Quote the listing below in its entirety, omitting every image.

**Collected data:**
__________________________________________________

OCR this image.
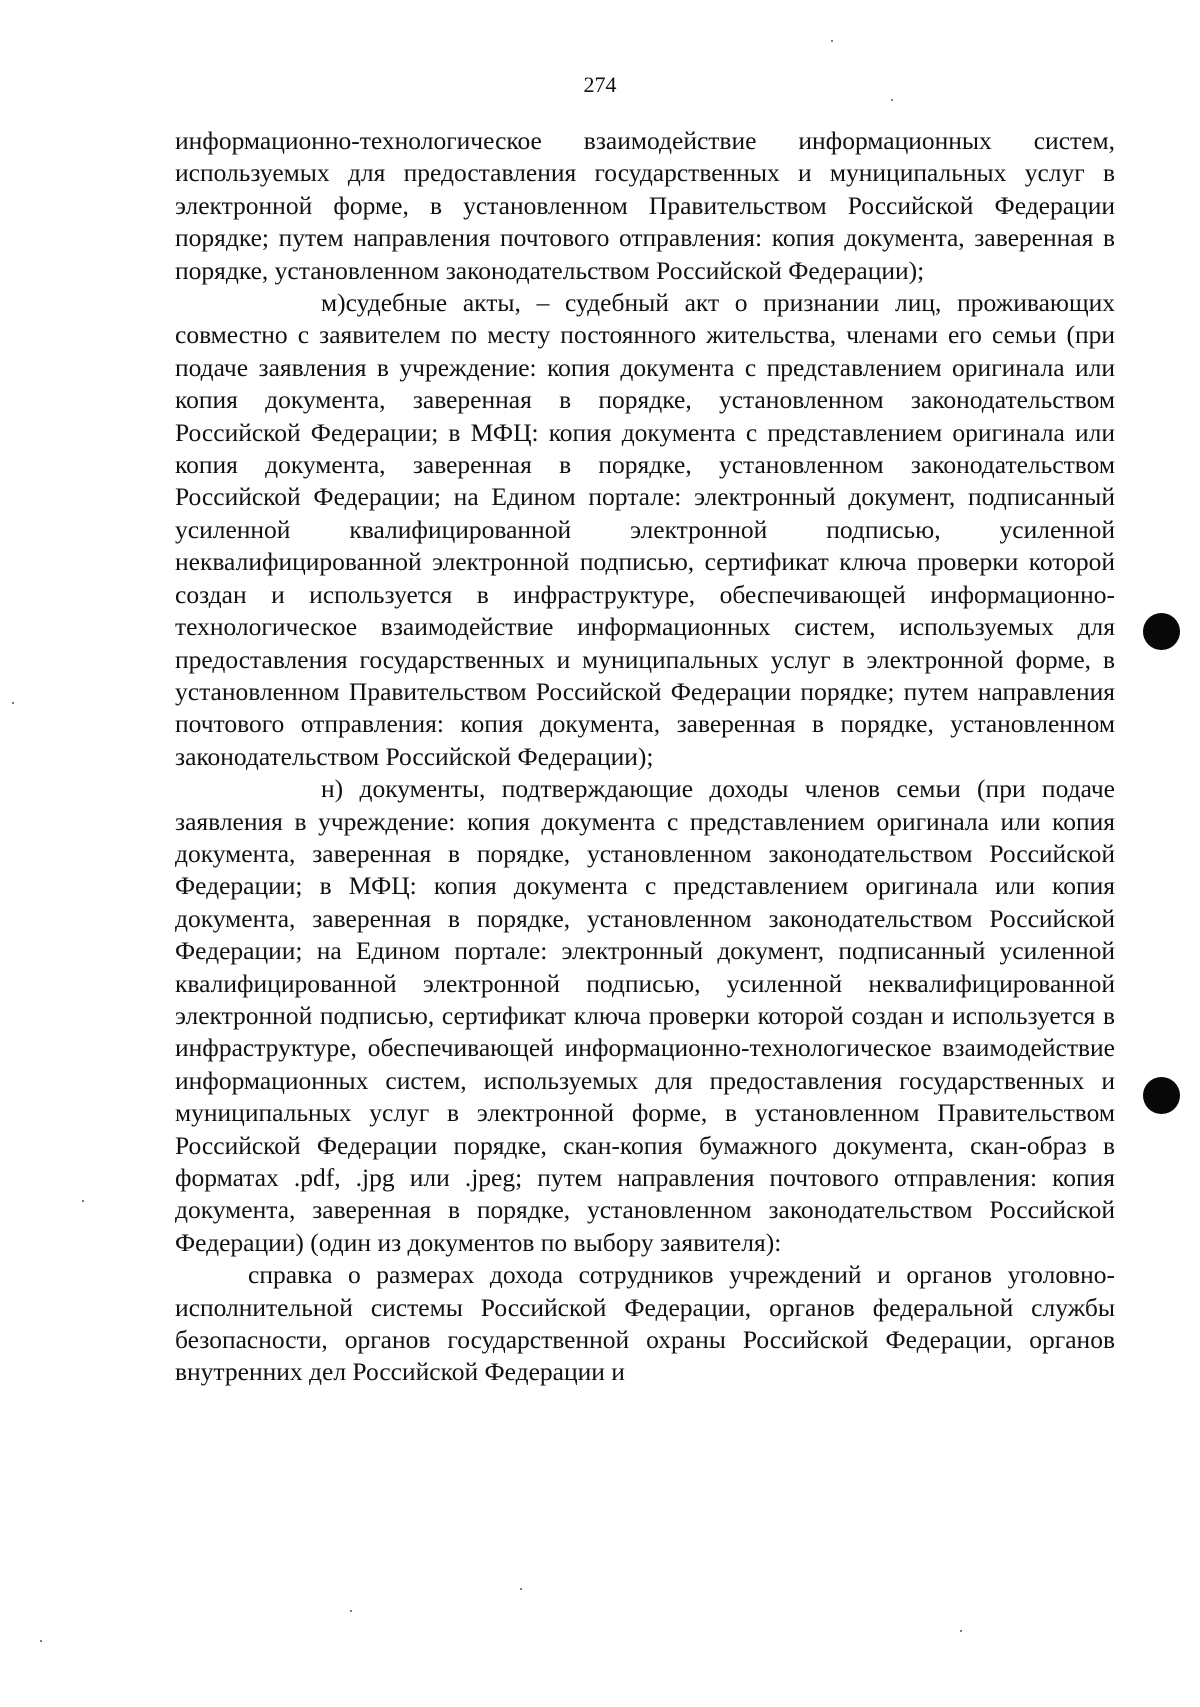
274

информационно-технологическое взаимодействие информационных систем, используемых для предоставления государственных и муниципальных услуг в электронной форме, в установленном Правительством Российской Федерации порядке; путем направления почтового отправления: копия документа, заверенная в порядке, установленном законодательством Российской Федерации);

м)судебные акты, – судебный акт о признании лиц, проживающих совместно с заявителем по месту постоянного жительства, членами его семьи (при подаче заявления в учреждение: копия документа с представлением оригинала или копия документа, заверенная в порядке, установленном законодательством Российской Федерации; в МФЦ: копия документа с представлением оригинала или копия документа, заверенная в порядке, установленном законодательством Российской Федерации; на Едином портале: электронный документ, подписанный усиленной квалифицированной электронной подписью, усиленной неквалифицированной электронной подписью, сертификат ключа проверки которой создан и используется в инфраструктуре, обеспечивающей информационно-технологическое взаимодействие информационных систем, используемых для предоставления государственных и муниципальных услуг в электронной форме, в установленном Правительством Российской Федерации порядке; путем направления почтового отправления: копия документа, заверенная в порядке, установленном законодательством Российской Федерации);

н) документы, подтверждающие доходы членов семьи (при подаче заявления в учреждение: копия документа с представлением оригинала или копия документа, заверенная в порядке, установленном законодательством Российской Федерации; в МФЦ: копия документа с представлением оригинала или копия документа, заверенная в порядке, установленном законодательством Российской Федерации; на Едином портале: электронный документ, подписанный усиленной квалифицированной электронной подписью, усиленной неквалифицированной электронной подписью, сертификат ключа проверки которой создан и используется в инфраструктуре, обеспечивающей информационно-технологическое взаимодействие информационных систем, используемых для предоставления государственных и муниципальных услуг в электронной форме, в установленном Правительством Российской Федерации порядке, скан-копия бумажного документа, скан-образ в форматах .pdf, .jpg или .jpeg; путем направления почтового отправления: копия документа, заверенная в порядке, установленном законодательством Российской Федерации) (один из документов по выбору заявителя):

справка о размерах дохода сотрудников учреждений и органов уголовно-исполнительной системы Российской Федерации, органов федеральной службы безопасности, органов государственной охраны Российской Федерации, органов внутренних дел Российской Федерации и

__________________________________________________

**Solution to the problem:**
OCR this image.
274

информационно-технологическое взаимодействие информационных систем, используемых для предоставления государственных и муниципальных услуг в электронной форме, в установленном Правительством Российской Федерации порядке; путем направления почтового отправления: копия документа, заверенная в порядке, установленном законодательством Российской Федерации);

м)судебные акты, – судебный акт о признании лиц, проживающих совместно с заявителем по месту постоянного жительства, членами его семьи (при подаче заявления в учреждение: копия документа с представлением оригинала или копия документа, заверенная в порядке, установленном законодательством Российской Федерации; в МФЦ: копия документа с представлением оригинала или копия документа, заверенная в порядке, установленном законодательством Российской Федерации; на Едином портале: электронный документ, подписанный усиленной квалифицированной электронной подписью, усиленной неквалифицированной электронной подписью, сертификат ключа проверки которой создан и используется в инфраструктуре, обеспечивающей информационно-технологическое взаимодействие информационных систем, используемых для предоставления государственных и муниципальных услуг в электронной форме, в установленном Правительством Российской Федерации порядке; путем направления почтового отправления: копия документа, заверенная в порядке, установленном законодательством Российской Федерации);

н) документы, подтверждающие доходы членов семьи (при подаче заявления в учреждение: копия документа с представлением оригинала или копия документа, заверенная в порядке, установленном законодательством Российской Федерации; в МФЦ: копия документа с представлением оригинала или копия документа, заверенная в порядке, установленном законодательством Российской Федерации; на Едином портале: электронный документ, подписанный усиленной квалифицированной электронной подписью, усиленной неквалифицированной электронной подписью, сертификат ключа проверки которой создан и используется в инфраструктуре, обеспечивающей информационно-технологическое взаимодействие информационных систем, используемых для предоставления государственных и муниципальных услуг в электронной форме, в установленном Правительством Российской Федерации порядке, скан-копия бумажного документа, скан-образ в форматах .pdf, .jpg или .jpeg; путем направления почтового отправления: копия документа, заверенная в порядке, установленном законодательством Российской Федерации) (один из документов по выбору заявителя):

справка о размерах дохода сотрудников учреждений и органов уголовно-исполнительной системы Российской Федерации, органов федеральной службы безопасности, органов государственной охраны Российской Федерации, органов внутренних дел Российской Федерации и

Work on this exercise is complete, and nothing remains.